Find every line in the records that holds the string "JSON". Copy each one.

[Start Material for the task]

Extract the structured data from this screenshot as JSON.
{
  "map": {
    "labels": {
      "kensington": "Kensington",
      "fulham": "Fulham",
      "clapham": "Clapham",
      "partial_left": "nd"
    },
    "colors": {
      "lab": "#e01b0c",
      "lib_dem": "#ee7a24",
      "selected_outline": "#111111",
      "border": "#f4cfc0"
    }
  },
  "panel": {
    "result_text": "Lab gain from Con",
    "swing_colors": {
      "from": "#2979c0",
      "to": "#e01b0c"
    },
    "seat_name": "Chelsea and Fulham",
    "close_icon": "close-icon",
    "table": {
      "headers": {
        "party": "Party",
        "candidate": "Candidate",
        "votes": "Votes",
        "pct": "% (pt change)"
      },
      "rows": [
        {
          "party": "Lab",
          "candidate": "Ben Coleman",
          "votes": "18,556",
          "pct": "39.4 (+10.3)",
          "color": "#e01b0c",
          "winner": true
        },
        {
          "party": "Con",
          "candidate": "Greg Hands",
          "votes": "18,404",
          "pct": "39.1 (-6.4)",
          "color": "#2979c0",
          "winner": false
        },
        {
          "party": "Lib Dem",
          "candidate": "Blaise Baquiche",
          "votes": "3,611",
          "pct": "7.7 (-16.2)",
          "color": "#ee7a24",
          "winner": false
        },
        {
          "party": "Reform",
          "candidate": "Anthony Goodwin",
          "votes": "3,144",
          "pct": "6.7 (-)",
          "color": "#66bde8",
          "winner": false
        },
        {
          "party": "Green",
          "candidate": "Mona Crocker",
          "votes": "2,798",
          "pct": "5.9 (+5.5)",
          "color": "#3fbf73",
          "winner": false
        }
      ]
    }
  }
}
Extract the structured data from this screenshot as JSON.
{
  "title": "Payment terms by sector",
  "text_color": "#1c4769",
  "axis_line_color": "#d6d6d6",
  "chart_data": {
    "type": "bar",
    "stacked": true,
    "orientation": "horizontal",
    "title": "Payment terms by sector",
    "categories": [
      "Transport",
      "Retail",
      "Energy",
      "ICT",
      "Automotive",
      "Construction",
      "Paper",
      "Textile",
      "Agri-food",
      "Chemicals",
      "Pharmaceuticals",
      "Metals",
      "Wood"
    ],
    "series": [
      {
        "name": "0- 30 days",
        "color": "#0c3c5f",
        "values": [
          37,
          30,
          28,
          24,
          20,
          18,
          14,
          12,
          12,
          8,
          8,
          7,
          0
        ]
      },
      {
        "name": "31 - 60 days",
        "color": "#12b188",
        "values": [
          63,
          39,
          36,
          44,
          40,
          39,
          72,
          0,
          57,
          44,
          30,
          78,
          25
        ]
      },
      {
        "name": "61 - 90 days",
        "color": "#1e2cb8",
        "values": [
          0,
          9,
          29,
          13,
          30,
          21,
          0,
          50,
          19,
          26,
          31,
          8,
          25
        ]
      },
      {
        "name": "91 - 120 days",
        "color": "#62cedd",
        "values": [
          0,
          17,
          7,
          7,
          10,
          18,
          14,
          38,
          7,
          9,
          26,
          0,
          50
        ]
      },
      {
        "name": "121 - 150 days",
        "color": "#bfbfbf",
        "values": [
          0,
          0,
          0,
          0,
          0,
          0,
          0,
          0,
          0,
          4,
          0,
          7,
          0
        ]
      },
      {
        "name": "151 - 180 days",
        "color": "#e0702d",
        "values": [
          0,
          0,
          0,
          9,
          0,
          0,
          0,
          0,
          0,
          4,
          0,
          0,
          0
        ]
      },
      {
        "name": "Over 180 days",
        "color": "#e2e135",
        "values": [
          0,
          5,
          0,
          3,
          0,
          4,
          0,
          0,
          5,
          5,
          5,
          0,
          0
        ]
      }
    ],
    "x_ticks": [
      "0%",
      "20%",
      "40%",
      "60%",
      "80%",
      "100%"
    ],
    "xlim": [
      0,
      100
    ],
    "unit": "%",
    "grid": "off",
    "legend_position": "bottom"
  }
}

[End Material for the task]
[Start Material for the task]

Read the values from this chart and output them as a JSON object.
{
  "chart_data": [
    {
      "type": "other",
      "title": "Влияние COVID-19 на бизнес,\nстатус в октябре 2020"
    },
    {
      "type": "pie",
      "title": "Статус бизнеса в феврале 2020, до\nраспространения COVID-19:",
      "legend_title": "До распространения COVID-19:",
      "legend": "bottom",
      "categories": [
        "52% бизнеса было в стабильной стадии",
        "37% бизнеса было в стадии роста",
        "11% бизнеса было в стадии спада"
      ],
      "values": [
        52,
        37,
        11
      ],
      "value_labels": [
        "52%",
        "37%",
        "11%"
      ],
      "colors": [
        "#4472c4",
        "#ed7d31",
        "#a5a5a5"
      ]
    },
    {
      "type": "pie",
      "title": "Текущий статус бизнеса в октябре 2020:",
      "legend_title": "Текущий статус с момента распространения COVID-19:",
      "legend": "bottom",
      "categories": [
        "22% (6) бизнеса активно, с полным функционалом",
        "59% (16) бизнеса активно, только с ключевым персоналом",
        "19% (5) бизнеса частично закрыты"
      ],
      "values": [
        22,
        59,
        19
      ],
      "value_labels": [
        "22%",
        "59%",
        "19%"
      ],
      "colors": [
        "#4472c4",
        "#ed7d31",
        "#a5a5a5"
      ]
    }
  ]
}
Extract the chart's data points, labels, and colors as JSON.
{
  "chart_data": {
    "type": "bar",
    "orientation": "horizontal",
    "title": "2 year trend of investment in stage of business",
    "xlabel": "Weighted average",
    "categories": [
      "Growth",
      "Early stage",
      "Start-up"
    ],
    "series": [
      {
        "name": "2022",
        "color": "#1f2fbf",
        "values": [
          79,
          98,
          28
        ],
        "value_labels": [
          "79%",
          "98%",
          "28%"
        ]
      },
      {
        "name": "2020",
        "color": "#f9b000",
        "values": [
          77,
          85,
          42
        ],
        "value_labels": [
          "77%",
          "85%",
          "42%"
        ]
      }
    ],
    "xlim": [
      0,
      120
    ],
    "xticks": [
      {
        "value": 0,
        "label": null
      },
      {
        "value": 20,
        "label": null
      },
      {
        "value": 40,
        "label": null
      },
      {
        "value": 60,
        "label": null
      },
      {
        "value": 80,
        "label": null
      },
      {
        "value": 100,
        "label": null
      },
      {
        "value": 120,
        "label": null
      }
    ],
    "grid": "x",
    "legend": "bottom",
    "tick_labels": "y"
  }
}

[End Material for the task]

Completed task:
Extract the structured data from this screenshot as JSON.
Extract the structured data from this screenshot as JSON.
Read the values from this chart and output them as a JSON object.
Extract the chart's data points, labels, and colors as JSON.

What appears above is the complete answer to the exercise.